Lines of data
------------------------------------------------------------------------
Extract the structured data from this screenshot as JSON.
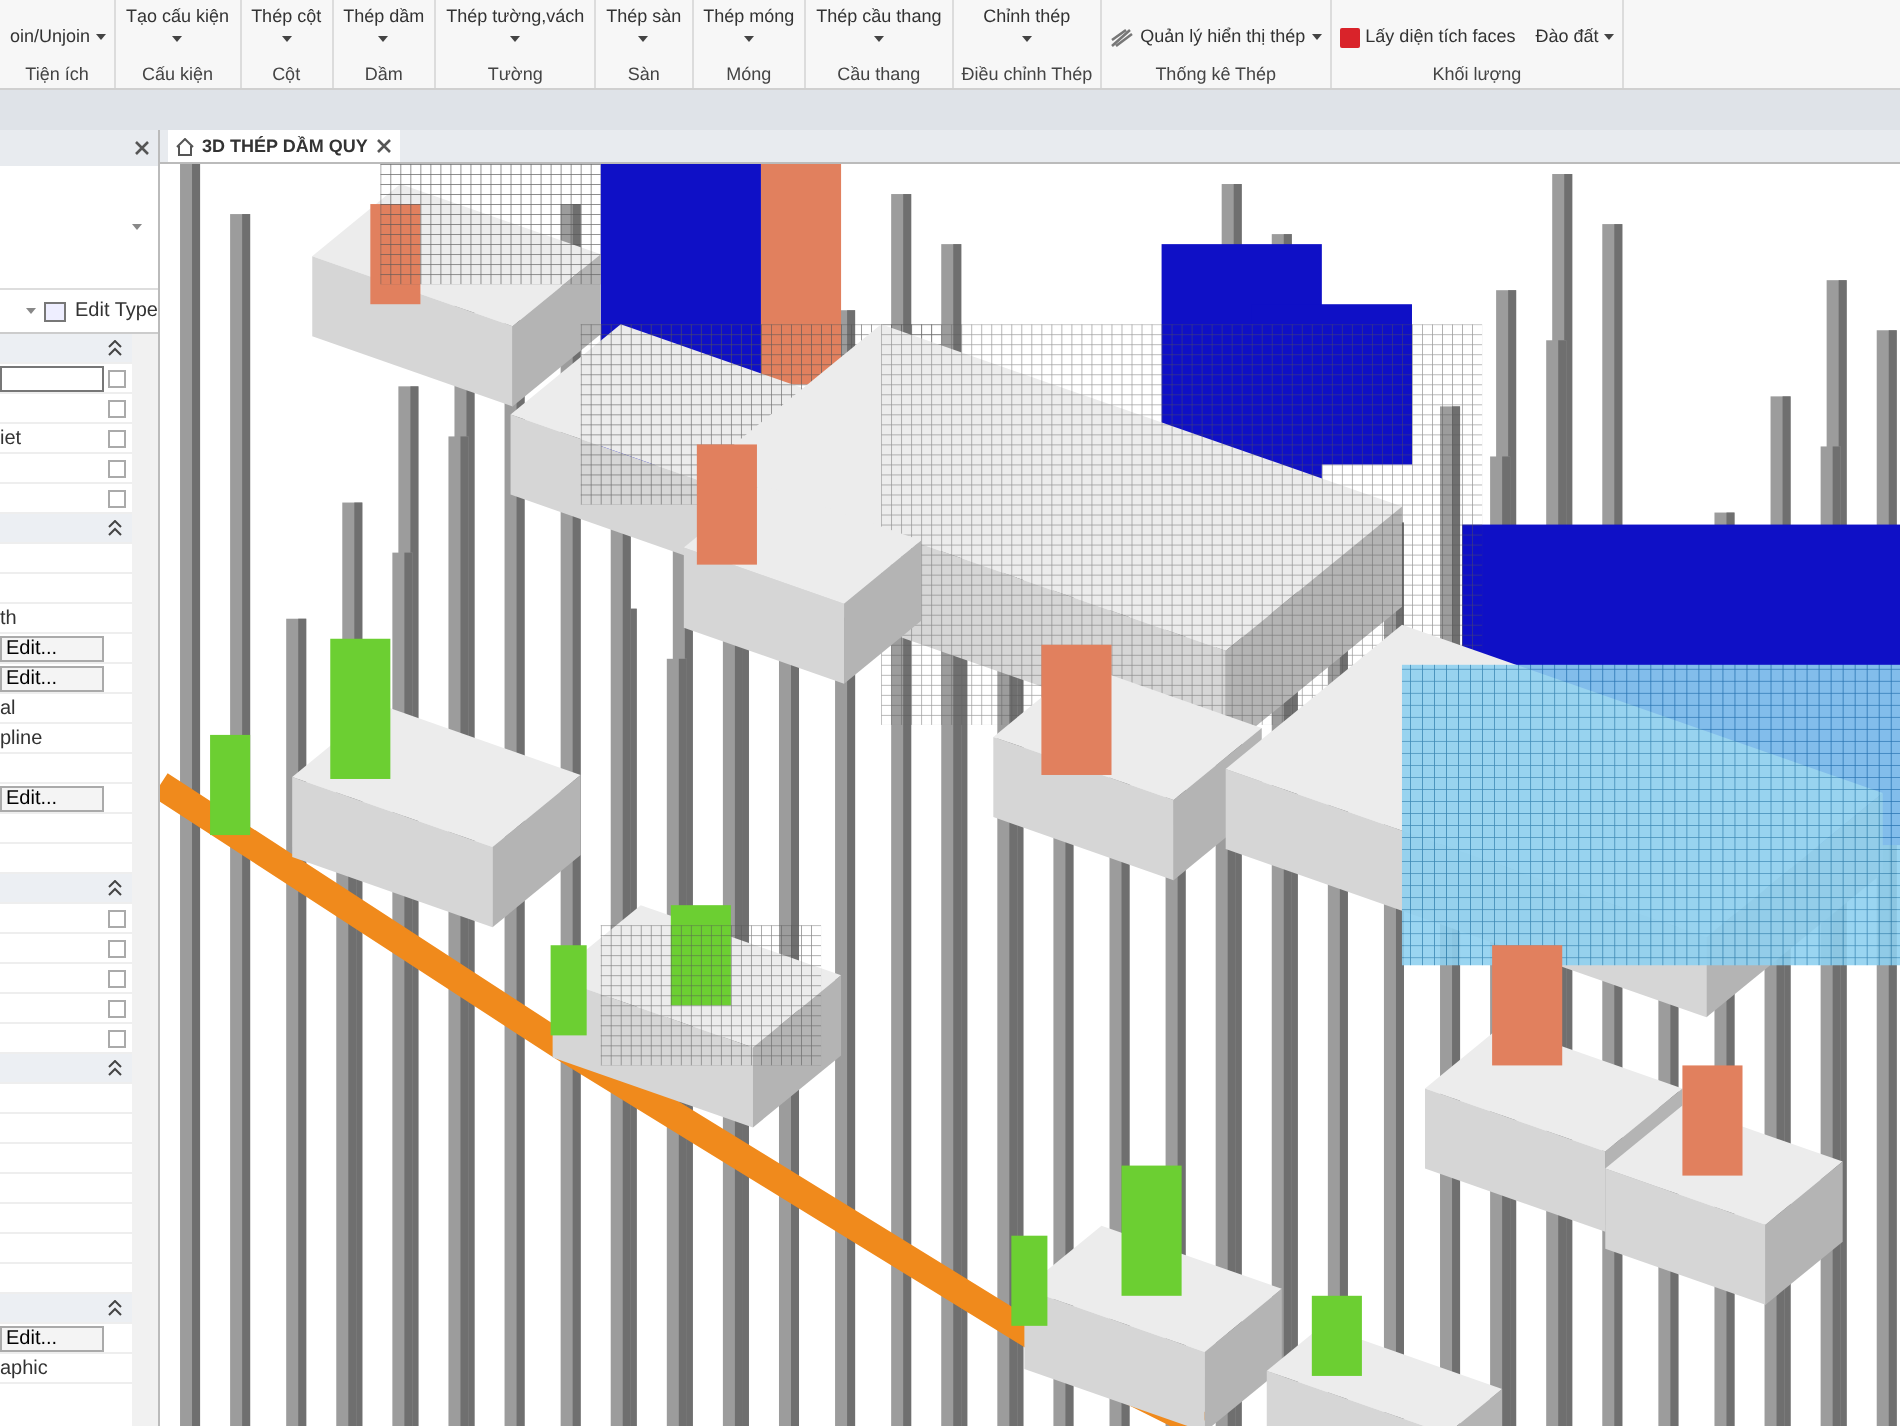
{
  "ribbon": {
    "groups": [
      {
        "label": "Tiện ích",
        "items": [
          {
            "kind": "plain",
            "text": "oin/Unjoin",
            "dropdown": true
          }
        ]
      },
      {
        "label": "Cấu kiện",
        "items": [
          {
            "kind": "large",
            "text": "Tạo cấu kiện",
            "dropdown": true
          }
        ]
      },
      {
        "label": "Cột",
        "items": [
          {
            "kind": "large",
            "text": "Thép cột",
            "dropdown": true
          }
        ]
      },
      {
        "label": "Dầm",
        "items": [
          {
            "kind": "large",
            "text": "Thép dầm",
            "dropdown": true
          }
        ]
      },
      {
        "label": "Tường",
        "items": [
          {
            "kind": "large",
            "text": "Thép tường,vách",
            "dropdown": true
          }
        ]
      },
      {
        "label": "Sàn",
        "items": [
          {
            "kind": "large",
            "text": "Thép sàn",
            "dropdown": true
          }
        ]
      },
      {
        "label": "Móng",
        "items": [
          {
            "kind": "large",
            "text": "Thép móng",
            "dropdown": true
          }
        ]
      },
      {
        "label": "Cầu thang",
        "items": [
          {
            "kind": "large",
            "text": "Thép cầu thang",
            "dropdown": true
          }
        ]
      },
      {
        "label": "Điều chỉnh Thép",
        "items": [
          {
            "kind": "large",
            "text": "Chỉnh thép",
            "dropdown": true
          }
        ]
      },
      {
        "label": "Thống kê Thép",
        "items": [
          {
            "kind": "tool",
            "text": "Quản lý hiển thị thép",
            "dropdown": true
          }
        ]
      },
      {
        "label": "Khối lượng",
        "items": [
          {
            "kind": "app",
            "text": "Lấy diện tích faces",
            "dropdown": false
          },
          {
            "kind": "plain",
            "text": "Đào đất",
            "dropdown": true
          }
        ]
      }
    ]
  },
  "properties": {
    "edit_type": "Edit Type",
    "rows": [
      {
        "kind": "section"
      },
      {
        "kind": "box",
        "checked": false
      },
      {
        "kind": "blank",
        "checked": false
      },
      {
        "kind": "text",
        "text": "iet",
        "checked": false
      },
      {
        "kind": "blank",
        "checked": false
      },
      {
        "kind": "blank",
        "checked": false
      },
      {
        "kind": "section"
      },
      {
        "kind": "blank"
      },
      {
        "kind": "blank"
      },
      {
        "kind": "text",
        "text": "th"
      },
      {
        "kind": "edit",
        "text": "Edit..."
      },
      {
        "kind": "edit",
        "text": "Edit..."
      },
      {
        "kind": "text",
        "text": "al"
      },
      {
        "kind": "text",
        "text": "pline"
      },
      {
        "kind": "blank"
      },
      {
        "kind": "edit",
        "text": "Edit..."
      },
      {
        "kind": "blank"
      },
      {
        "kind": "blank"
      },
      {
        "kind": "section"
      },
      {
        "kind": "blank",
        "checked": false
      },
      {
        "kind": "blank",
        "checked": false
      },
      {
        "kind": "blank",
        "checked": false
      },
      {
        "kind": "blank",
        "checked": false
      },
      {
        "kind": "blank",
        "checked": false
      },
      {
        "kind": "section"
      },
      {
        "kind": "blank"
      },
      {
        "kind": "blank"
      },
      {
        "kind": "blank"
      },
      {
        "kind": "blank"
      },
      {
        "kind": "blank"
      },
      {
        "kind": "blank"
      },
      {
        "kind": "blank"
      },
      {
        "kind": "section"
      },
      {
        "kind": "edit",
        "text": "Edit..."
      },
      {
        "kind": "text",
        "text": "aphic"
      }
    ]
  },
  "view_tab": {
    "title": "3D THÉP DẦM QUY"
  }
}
------------------------------------------------------------------------
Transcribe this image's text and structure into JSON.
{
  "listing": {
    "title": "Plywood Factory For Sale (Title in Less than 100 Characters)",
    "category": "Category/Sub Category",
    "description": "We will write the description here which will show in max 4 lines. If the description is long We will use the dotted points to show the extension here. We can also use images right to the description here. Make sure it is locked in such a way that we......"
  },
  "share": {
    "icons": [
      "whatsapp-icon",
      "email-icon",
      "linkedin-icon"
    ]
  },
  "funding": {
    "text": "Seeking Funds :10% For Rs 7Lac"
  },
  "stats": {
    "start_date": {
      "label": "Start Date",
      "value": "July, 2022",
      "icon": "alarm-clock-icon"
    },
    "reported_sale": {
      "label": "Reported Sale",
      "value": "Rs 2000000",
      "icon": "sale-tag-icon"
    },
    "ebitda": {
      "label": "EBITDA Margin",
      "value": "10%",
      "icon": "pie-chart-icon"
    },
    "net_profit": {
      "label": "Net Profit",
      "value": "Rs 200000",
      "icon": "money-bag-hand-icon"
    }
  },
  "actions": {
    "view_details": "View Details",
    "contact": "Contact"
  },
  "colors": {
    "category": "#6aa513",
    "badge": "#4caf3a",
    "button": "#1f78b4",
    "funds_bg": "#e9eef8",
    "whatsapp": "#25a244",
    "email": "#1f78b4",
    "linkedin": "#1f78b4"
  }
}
------------------------------------------------------------------------
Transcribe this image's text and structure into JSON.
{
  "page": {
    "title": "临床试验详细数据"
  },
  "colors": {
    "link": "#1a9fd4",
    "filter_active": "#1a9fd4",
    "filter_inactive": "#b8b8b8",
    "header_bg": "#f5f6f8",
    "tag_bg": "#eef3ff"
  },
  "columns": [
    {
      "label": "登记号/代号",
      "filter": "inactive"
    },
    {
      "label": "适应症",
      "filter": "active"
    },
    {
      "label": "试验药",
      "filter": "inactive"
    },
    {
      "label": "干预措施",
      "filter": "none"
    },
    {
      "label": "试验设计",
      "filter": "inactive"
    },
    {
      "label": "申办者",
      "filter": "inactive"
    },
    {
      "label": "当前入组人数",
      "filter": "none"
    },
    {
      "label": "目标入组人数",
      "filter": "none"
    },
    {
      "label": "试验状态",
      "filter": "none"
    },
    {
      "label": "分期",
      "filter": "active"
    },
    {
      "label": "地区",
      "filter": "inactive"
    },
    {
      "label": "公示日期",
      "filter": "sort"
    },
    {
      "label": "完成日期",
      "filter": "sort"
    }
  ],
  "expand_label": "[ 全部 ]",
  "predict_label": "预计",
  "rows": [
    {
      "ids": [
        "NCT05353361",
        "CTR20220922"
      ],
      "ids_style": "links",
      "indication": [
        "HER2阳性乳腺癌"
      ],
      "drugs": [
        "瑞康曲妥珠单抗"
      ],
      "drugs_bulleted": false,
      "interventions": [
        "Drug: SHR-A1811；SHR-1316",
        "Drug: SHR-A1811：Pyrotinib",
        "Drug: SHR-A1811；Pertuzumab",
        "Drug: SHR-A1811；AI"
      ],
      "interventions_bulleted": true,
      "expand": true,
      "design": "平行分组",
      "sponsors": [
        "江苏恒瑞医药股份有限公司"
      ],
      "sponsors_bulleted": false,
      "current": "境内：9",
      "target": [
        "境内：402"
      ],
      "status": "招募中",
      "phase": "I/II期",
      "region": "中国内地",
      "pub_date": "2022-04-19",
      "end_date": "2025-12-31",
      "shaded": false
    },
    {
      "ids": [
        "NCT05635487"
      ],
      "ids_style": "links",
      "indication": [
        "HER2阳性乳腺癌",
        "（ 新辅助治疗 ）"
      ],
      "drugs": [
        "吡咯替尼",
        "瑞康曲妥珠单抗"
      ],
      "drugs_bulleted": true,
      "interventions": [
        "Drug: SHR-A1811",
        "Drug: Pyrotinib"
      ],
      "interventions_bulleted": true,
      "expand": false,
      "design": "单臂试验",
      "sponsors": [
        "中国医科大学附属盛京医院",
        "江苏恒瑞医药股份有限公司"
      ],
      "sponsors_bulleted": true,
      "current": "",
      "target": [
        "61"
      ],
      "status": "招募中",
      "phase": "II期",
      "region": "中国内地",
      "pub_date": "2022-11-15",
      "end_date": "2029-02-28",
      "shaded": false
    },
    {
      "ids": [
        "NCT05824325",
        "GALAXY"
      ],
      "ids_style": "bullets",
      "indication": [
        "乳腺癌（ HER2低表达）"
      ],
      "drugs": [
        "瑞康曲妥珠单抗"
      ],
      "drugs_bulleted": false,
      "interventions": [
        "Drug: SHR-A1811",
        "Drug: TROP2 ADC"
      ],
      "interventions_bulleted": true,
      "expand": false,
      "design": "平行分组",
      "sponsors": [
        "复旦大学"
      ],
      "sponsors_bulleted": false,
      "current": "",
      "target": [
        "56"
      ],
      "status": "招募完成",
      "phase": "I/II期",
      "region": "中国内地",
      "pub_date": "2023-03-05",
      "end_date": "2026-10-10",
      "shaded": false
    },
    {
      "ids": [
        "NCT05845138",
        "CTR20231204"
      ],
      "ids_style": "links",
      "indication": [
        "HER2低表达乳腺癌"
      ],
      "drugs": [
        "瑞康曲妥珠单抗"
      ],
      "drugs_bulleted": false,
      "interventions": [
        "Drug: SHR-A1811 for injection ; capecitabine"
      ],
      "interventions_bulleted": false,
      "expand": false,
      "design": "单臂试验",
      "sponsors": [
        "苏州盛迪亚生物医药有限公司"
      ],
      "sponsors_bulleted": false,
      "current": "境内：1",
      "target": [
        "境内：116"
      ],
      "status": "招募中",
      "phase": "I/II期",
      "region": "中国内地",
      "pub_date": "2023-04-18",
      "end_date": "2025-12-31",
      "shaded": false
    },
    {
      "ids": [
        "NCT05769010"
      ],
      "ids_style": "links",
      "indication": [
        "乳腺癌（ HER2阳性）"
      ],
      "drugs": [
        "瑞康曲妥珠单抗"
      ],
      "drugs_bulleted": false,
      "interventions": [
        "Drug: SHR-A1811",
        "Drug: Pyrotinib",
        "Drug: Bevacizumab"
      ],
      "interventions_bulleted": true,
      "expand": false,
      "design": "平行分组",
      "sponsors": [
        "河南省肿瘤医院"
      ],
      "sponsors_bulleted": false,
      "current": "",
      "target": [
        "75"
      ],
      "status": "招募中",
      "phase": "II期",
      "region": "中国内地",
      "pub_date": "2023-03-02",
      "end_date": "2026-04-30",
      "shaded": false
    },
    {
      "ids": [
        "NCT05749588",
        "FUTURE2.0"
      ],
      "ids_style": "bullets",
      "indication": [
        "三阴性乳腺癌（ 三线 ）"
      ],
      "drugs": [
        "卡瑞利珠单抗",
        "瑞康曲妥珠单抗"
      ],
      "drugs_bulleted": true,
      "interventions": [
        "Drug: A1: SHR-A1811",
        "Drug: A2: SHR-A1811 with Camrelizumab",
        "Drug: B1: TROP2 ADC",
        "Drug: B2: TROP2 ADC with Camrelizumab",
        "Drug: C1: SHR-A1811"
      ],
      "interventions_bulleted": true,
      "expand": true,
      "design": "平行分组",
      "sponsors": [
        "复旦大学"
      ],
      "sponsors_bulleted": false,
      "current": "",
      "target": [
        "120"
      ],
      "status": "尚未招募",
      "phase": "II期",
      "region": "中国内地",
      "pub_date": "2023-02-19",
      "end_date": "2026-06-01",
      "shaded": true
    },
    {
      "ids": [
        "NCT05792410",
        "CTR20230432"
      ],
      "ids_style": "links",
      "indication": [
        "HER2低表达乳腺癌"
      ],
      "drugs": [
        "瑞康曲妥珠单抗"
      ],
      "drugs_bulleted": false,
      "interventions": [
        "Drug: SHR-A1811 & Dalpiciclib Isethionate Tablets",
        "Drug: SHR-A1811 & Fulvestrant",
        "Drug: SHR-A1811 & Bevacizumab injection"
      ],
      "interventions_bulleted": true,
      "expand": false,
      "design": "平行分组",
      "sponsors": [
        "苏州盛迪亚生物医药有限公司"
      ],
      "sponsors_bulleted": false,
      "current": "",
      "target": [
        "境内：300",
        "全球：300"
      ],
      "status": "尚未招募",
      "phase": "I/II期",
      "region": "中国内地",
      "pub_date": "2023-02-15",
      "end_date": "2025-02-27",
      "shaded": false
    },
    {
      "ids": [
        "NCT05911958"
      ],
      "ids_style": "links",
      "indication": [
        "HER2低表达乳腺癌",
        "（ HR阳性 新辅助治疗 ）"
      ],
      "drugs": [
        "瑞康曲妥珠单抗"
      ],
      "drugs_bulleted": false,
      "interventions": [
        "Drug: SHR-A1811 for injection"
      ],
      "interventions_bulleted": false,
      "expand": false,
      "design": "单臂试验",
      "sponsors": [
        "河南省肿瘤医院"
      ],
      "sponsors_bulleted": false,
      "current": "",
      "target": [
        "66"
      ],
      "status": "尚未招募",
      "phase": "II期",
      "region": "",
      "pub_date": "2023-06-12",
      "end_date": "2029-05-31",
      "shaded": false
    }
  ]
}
------------------------------------------------------------------------
WHAT YOU WILL DO ->
Extract, from the material above, each line holding the word "Camrelizumab".

EXERCISE RESPONSE ->
        "Drug: A2: SHR-A1811 with Camrelizumab",
        "Drug: B2: TROP2 ADC with Camrelizumab",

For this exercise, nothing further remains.